An Army chaplain told this story. At one of the last places that I served, a very good chaplain had been passed over for promotion. It didn't look good for him. When it came time for promotions to be announced, I had to tell him that he didn't make it. I had to do that two years running. I hated it. There was a long sidewalk in front of his office, and I hated walking down that long sidewalk. I hated breaking the news to him.
But I went to bat for him. I got our commander to help. It took us two years, but we got that chaplain promoted. I was surprised, because I didn't think that we could do it -- but we did do it. I was surprised and very happy.
But I don't recall that chaplain saying thanks. It bothered me a little, because I had tried hard to help him -- and it WORKED!!! If it hadn't worked, I wouldn't have expected any thanks -- but it WORKED!!! And then nothing -- no thanks! At least, that's the way I remember it. Maybe I forgot.
But several years later, I ran across that man at a meeting. We had lunch together, and he told me how much he appreciated what I had done for him. It was a wonderful moment -- a healing moment. It shouldn't have made that much difference, but it did! I didn't help him so that he would say thanks -- but I was glad when he did. It meant a lot to me.
That's one reason that I believe that the leper who returned to say thanks did something really nice for Jesus. That's one reason I believe that Jesus, who was on his way to his cross, was able to put Jerusalem out of his mind for a few minutes. The healing was Jesus' gift to that man. The thanks was that man's gift to Jesus.
Did you ever have anything like that happen to you? So few people take time to say thanks. What about teachers! Good teachers really put themselves out to help their students. Good teachers really make a difference in kid's lives. I wonder how many kids stop to say thanks. Not many, I think.
:::::
_Task to carry out:_
Could you rewrite the chaplain story between "But I went to" and "Maybe I forgot.", inclusive, changing "commander" to "colonel"?

_Entries shown:_
:::::
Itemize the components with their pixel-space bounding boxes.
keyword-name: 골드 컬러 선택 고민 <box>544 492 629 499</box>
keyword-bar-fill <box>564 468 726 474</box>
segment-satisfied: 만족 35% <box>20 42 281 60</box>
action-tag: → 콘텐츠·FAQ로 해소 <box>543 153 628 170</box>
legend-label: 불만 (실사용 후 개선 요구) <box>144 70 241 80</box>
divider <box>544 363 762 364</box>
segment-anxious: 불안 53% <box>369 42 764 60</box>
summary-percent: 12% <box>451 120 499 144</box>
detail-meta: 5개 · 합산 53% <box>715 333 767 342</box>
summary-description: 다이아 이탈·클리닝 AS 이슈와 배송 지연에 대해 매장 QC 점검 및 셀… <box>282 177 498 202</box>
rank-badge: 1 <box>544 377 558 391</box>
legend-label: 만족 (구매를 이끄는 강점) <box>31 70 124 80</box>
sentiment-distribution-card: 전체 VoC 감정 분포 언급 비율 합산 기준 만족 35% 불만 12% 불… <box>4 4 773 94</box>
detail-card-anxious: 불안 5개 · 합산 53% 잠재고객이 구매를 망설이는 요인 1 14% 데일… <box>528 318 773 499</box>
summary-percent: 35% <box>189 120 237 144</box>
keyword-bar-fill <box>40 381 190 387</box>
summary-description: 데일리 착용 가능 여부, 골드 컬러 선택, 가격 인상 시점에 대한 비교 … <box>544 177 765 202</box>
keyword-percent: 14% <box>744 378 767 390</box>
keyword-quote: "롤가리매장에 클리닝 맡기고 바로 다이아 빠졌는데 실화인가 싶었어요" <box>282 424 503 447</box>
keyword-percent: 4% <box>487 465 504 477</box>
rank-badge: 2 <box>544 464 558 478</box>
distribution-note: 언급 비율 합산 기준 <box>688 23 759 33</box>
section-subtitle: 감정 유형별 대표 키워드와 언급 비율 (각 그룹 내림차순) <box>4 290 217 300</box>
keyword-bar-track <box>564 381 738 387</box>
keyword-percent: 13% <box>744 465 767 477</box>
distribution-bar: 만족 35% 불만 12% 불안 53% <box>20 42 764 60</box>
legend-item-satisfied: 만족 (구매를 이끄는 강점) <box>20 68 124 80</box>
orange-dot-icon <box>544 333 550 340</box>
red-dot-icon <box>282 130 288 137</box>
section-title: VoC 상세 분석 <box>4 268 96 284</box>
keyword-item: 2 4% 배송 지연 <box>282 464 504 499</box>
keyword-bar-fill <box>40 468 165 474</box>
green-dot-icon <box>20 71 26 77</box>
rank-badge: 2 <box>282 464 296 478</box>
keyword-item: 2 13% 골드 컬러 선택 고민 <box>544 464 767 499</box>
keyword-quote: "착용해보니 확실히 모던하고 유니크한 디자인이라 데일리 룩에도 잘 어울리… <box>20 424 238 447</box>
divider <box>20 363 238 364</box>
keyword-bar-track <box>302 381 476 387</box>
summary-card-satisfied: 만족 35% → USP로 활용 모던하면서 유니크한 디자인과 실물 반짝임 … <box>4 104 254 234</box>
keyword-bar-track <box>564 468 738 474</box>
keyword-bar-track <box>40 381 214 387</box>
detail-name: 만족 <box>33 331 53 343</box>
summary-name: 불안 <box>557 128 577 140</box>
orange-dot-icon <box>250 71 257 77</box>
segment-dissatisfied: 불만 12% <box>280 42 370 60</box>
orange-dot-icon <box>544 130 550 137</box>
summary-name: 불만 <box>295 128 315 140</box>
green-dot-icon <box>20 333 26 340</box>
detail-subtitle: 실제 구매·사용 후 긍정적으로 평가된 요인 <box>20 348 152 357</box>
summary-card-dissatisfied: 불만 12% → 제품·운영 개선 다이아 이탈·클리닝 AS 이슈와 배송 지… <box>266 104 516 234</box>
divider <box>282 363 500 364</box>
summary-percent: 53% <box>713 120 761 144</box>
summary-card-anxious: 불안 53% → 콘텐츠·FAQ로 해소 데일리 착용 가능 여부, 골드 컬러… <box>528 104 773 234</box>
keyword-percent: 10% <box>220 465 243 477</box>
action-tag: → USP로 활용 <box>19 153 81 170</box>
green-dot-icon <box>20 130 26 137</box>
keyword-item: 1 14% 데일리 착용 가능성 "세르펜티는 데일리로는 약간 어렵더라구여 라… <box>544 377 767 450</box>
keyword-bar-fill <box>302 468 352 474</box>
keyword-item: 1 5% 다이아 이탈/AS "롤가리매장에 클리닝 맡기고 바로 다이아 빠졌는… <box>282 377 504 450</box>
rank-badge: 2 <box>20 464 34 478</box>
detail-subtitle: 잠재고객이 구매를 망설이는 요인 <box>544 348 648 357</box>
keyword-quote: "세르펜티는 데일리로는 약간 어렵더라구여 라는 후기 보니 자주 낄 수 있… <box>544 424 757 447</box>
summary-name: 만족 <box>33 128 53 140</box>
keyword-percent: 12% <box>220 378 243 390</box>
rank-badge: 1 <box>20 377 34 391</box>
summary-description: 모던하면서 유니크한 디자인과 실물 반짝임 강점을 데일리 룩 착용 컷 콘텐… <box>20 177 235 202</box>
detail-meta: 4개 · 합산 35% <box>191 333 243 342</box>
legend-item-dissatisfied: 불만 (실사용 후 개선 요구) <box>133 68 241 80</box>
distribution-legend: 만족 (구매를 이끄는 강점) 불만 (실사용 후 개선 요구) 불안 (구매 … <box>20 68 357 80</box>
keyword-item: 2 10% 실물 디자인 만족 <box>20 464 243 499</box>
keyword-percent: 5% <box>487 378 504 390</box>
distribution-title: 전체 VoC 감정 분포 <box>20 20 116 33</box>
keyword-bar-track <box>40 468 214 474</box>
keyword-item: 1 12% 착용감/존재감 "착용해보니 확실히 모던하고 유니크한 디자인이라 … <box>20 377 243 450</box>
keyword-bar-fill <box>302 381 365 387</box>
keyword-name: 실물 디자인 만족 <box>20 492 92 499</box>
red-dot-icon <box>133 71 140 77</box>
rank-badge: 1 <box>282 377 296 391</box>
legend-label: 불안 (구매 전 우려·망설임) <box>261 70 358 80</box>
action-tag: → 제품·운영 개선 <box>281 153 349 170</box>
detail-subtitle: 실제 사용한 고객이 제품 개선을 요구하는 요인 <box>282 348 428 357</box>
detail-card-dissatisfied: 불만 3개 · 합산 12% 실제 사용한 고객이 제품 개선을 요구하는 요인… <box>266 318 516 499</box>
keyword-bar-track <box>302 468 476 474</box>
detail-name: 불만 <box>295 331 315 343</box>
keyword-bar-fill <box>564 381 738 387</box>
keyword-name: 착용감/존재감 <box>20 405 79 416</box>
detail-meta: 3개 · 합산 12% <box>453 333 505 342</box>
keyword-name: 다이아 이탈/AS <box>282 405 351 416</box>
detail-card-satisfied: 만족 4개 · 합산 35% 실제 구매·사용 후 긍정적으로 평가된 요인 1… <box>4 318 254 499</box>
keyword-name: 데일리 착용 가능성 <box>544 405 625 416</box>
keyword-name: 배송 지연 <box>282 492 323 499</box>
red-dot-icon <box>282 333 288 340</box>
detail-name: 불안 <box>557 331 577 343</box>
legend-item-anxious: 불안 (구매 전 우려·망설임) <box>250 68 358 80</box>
:::::
_Task answer:_
But I went to bat for him. I got our colonel to help. It took us two years, but we got that chaplain promoted. I was surprised, because I didn't think that we could do it -- but we did do it. I was surprised and very happy.
But I don't recall that chaplain saying thanks. It bothered me a little, because I had tried hard to help him -- and it WORKED!!! If it hadn't worked, I wouldn't have expected any thanks -- but it WORKED!!! And then nothing -- no thanks! At least, that's the way I remember it. Maybe I forgot.